## Required task
Without altering anything, repeat each of the records.
══ Material for this task ══
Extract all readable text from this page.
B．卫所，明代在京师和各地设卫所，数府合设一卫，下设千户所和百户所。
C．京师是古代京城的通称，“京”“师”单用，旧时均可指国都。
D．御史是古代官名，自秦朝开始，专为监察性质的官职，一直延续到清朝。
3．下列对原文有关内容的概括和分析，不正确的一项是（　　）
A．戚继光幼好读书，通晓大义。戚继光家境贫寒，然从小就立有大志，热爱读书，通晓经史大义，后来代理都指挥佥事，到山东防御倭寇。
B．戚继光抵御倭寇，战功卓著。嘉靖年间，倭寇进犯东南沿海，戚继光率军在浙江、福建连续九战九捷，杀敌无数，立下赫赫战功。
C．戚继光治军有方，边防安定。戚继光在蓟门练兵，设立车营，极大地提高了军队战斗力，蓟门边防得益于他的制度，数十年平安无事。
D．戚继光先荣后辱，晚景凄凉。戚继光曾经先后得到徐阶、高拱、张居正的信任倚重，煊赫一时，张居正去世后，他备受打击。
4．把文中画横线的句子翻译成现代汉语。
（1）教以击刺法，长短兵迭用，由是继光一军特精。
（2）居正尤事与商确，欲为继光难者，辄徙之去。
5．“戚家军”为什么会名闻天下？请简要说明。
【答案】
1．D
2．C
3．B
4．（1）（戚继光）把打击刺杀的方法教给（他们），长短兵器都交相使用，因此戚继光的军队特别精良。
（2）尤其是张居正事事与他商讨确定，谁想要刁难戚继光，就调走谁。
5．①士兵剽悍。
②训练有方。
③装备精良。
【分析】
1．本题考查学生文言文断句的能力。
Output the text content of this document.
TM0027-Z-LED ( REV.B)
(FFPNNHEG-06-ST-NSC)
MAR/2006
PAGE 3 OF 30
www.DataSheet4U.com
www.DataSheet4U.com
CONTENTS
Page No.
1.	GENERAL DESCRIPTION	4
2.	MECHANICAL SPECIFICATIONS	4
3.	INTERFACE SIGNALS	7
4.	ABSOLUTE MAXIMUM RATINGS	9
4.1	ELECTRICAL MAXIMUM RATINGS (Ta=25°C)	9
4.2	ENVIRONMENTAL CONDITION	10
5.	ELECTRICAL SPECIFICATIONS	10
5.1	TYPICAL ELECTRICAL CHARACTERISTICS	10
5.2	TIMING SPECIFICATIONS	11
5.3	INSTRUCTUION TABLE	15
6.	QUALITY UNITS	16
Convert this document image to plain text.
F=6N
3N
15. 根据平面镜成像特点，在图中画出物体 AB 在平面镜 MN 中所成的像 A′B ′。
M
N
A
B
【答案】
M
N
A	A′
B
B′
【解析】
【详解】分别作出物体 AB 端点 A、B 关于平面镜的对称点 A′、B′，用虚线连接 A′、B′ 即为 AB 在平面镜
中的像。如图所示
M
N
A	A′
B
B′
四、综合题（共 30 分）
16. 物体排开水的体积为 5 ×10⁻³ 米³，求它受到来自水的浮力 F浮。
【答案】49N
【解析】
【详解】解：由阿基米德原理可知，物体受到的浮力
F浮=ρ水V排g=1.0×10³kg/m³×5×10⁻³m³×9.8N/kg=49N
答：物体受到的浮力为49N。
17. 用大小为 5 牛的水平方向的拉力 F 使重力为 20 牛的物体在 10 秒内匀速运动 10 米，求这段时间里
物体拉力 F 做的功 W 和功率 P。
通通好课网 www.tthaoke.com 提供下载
═══
## Complete answer
Extract all readable text from this page.
B．卫所，明代在京师和各地设卫所，数府合设一卫，下设千户所和百户所。
C．京师是古代京城的通称，“京”“师”单用，旧时均可指国都。
D．御史是古代官名，自秦朝开始，专为监察性质的官职，一直延续到清朝。
3．下列对原文有关内容的概括和分析，不正确的一项是（　　）
A．戚继光幼好读书，通晓大义。戚继光家境贫寒，然从小就立有大志，热爱读书，通晓经史大义，后来代理都指挥佥事，到山东防御倭寇。
B．戚继光抵御倭寇，战功卓著。嘉靖年间，倭寇进犯东南沿海，戚继光率军在浙江、福建连续九战九捷，杀敌无数，立下赫赫战功。
C．戚继光治军有方，边防安定。戚继光在蓟门练兵，设立车营，极大地提高了军队战斗力，蓟门边防得益于他的制度，数十年平安无事。
D．戚继光先荣后辱，晚景凄凉。戚继光曾经先后得到徐阶、高拱、张居正的信任倚重，煊赫一时，张居正去世后，他备受打击。
4．把文中画横线的句子翻译成现代汉语。
（1）教以击刺法，长短兵迭用，由是继光一军特精。
（2）居正尤事与商确，欲为继光难者，辄徙之去。
5．“戚家军”为什么会名闻天下？请简要说明。
【答案】
1．D
2．C
3．B
4．（1）（戚继光）把打击刺杀的方法教给（他们），长短兵器都交相使用，因此戚继光的军队特别精良。
（2）尤其是张居正事事与他商讨确定，谁想要刁难戚继光，就调走谁。
5．①士兵剽悍。
②训练有方。
③装备精良。
【分析】
1．本题考查学生文言文断句的能力。
Output the text content of this document.
TM0027-Z-LED ( REV.B)
(FFPNNHEG-06-ST-NSC)
MAR/2006
PAGE 3 OF 30
www.DataSheet4U.com
www.DataSheet4U.com
CONTENTS
Page No.
1.	GENERAL DESCRIPTION	4
2.	MECHANICAL SPECIFICATIONS	4
3.	INTERFACE SIGNALS	7
4.	ABSOLUTE MAXIMUM RATINGS	9
4.1	ELECTRICAL MAXIMUM RATINGS (Ta=25°C)	9
4.2	ENVIRONMENTAL CONDITION	10
5.	ELECTRICAL SPECIFICATIONS	10
5.1	TYPICAL ELECTRICAL CHARACTERISTICS	10
5.2	TIMING SPECIFICATIONS	11
5.3	INSTRUCTUION TABLE	15
6.	QUALITY UNITS	16
Convert this document image to plain text.
F=6N
3N
15. 根据平面镜成像特点，在图中画出物体 AB 在平面镜 MN 中所成的像 A′B ′。
M
N
A
B
【答案】
M
N
A	A′
B
B′
【解析】
【详解】分别作出物体 AB 端点 A、B 关于平面镜的对称点 A′、B′，用虚线连接 A′、B′ 即为 AB 在平面镜
中的像。如图所示
M
N
A	A′
B
B′
四、综合题（共 30 分）
16. 物体排开水的体积为 5 ×10⁻³ 米³，求它受到来自水的浮力 F浮。
【答案】49N
【解析】
【详解】解：由阿基米德原理可知，物体受到的浮力
F浮=ρ水V排g=1.0×10³kg/m³×5×10⁻³m³×9.8N/kg=49N
答：物体受到的浮力为49N。
17. 用大小为 5 牛的水平方向的拉力 F 使重力为 20 牛的物体在 10 秒内匀速运动 10 米，求这段时间里
物体拉力 F 做的功 W 和功率 P。
通通好课网 www.tthaoke.com 提供下载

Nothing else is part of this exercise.